(Extracted data)

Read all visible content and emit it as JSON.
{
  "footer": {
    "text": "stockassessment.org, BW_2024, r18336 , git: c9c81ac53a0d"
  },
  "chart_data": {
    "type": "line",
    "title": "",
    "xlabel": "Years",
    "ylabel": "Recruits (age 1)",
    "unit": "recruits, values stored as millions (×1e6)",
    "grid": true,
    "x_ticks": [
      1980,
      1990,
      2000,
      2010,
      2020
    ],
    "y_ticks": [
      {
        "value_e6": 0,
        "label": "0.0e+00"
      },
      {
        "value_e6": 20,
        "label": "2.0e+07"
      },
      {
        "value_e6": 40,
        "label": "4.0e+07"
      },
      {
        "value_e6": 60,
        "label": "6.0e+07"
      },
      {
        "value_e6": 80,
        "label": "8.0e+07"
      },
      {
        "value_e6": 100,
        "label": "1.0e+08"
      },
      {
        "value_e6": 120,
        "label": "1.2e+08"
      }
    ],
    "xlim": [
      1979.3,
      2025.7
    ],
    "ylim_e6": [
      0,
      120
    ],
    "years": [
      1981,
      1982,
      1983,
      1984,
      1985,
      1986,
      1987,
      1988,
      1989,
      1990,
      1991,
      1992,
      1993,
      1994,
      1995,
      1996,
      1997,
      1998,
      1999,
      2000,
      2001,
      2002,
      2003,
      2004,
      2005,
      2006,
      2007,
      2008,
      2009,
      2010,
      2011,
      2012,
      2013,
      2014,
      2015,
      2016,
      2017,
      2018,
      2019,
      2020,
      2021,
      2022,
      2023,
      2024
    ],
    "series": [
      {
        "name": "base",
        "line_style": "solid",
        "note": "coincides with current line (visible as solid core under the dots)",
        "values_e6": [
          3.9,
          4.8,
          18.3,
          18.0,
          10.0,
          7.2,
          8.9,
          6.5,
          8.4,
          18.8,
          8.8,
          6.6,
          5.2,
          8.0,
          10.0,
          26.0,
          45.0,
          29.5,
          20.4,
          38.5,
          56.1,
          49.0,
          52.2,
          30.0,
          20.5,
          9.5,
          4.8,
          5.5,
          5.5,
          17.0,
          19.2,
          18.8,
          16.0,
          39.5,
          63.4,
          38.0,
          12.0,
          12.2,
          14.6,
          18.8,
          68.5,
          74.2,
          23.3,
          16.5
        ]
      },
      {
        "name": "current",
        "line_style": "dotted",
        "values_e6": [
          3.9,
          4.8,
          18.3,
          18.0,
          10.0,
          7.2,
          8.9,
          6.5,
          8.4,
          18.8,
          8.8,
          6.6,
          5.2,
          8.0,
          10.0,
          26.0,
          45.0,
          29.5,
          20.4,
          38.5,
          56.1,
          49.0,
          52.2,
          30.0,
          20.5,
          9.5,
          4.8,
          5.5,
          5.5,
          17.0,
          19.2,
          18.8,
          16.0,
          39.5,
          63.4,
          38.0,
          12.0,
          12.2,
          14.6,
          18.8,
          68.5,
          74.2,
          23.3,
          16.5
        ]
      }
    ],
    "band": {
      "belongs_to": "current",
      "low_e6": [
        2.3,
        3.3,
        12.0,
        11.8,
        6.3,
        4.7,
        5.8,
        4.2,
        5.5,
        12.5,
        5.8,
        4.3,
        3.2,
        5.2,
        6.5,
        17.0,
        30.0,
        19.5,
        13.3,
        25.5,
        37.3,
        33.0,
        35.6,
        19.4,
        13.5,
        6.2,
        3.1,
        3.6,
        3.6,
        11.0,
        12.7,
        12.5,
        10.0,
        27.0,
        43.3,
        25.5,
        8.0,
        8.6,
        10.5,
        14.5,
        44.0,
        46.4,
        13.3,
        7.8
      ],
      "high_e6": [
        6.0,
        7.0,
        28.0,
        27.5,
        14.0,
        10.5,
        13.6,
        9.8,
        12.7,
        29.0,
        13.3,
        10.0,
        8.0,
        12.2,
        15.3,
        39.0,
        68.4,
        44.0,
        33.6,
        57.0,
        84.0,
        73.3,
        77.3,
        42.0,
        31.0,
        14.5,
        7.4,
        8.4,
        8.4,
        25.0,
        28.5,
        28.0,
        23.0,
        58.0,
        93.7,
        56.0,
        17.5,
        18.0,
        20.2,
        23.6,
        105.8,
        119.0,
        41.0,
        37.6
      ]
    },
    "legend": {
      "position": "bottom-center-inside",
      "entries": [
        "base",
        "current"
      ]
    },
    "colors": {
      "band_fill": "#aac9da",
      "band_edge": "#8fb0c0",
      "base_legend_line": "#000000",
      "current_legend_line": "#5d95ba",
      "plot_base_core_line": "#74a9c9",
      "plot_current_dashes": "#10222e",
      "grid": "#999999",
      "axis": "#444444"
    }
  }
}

(What you should do)
Output the listing above word for word.

(Output of the task)
Read all visible content and emit it as JSON.
{
  "footer": {
    "text": "stockassessment.org, BW_2024, r18336 , git: c9c81ac53a0d"
  },
  "chart_data": {
    "type": "line",
    "title": "",
    "xlabel": "Years",
    "ylabel": "Recruits (age 1)",
    "unit": "recruits, values stored as millions (×1e6)",
    "grid": true,
    "x_ticks": [
      1980,
      1990,
      2000,
      2010,
      2020
    ],
    "y_ticks": [
      {
        "value_e6": 0,
        "label": "0.0e+00"
      },
      {
        "value_e6": 20,
        "label": "2.0e+07"
      },
      {
        "value_e6": 40,
        "label": "4.0e+07"
      },
      {
        "value_e6": 60,
        "label": "6.0e+07"
      },
      {
        "value_e6": 80,
        "label": "8.0e+07"
      },
      {
        "value_e6": 100,
        "label": "1.0e+08"
      },
      {
        "value_e6": 120,
        "label": "1.2e+08"
      }
    ],
    "xlim": [
      1979.3,
      2025.7
    ],
    "ylim_e6": [
      0,
      120
    ],
    "years": [
      1981,
      1982,
      1983,
      1984,
      1985,
      1986,
      1987,
      1988,
      1989,
      1990,
      1991,
      1992,
      1993,
      1994,
      1995,
      1996,
      1997,
      1998,
      1999,
      2000,
      2001,
      2002,
      2003,
      2004,
      2005,
      2006,
      2007,
      2008,
      2009,
      2010,
      2011,
      2012,
      2013,
      2014,
      2015,
      2016,
      2017,
      2018,
      2019,
      2020,
      2021,
      2022,
      2023,
      2024
    ],
    "series": [
      {
        "name": "base",
        "line_style": "solid",
        "note": "coincides with current line (visible as solid core under the dots)",
        "values_e6": [
          3.9,
          4.8,
          18.3,
          18.0,
          10.0,
          7.2,
          8.9,
          6.5,
          8.4,
          18.8,
          8.8,
          6.6,
          5.2,
          8.0,
          10.0,
          26.0,
          45.0,
          29.5,
          20.4,
          38.5,
          56.1,
          49.0,
          52.2,
          30.0,
          20.5,
          9.5,
          4.8,
          5.5,
          5.5,
          17.0,
          19.2,
          18.8,
          16.0,
          39.5,
          63.4,
          38.0,
          12.0,
          12.2,
          14.6,
          18.8,
          68.5,
          74.2,
          23.3,
          16.5
        ]
      },
      {
        "name": "current",
        "line_style": "dotted",
        "values_e6": [
          3.9,
          4.8,
          18.3,
          18.0,
          10.0,
          7.2,
          8.9,
          6.5,
          8.4,
          18.8,
          8.8,
          6.6,
          5.2,
          8.0,
          10.0,
          26.0,
          45.0,
          29.5,
          20.4,
          38.5,
          56.1,
          49.0,
          52.2,
          30.0,
          20.5,
          9.5,
          4.8,
          5.5,
          5.5,
          17.0,
          19.2,
          18.8,
          16.0,
          39.5,
          63.4,
          38.0,
          12.0,
          12.2,
          14.6,
          18.8,
          68.5,
          74.2,
          23.3,
          16.5
        ]
      }
    ],
    "band": {
      "belongs_to": "current",
      "low_e6": [
        2.3,
        3.3,
        12.0,
        11.8,
        6.3,
        4.7,
        5.8,
        4.2,
        5.5,
        12.5,
        5.8,
        4.3,
        3.2,
        5.2,
        6.5,
        17.0,
        30.0,
        19.5,
        13.3,
        25.5,
        37.3,
        33.0,
        35.6,
        19.4,
        13.5,
        6.2,
        3.1,
        3.6,
        3.6,
        11.0,
        12.7,
        12.5,
        10.0,
        27.0,
        43.3,
        25.5,
        8.0,
        8.6,
        10.5,
        14.5,
        44.0,
        46.4,
        13.3,
        7.8
      ],
      "high_e6": [
        6.0,
        7.0,
        28.0,
        27.5,
        14.0,
        10.5,
        13.6,
        9.8,
        12.7,
        29.0,
        13.3,
        10.0,
        8.0,
        12.2,
        15.3,
        39.0,
        68.4,
        44.0,
        33.6,
        57.0,
        84.0,
        73.3,
        77.3,
        42.0,
        31.0,
        14.5,
        7.4,
        8.4,
        8.4,
        25.0,
        28.5,
        28.0,
        23.0,
        58.0,
        93.7,
        56.0,
        17.5,
        18.0,
        20.2,
        23.6,
        105.8,
        119.0,
        41.0,
        37.6
      ]
    },
    "legend": {
      "position": "bottom-center-inside",
      "entries": [
        "base",
        "current"
      ]
    },
    "colors": {
      "band_fill": "#aac9da",
      "band_edge": "#8fb0c0",
      "base_legend_line": "#000000",
      "current_legend_line": "#5d95ba",
      "plot_base_core_line": "#74a9c9",
      "plot_current_dashes": "#10222e",
      "grid": "#999999",
      "axis": "#444444"
    }
  }
}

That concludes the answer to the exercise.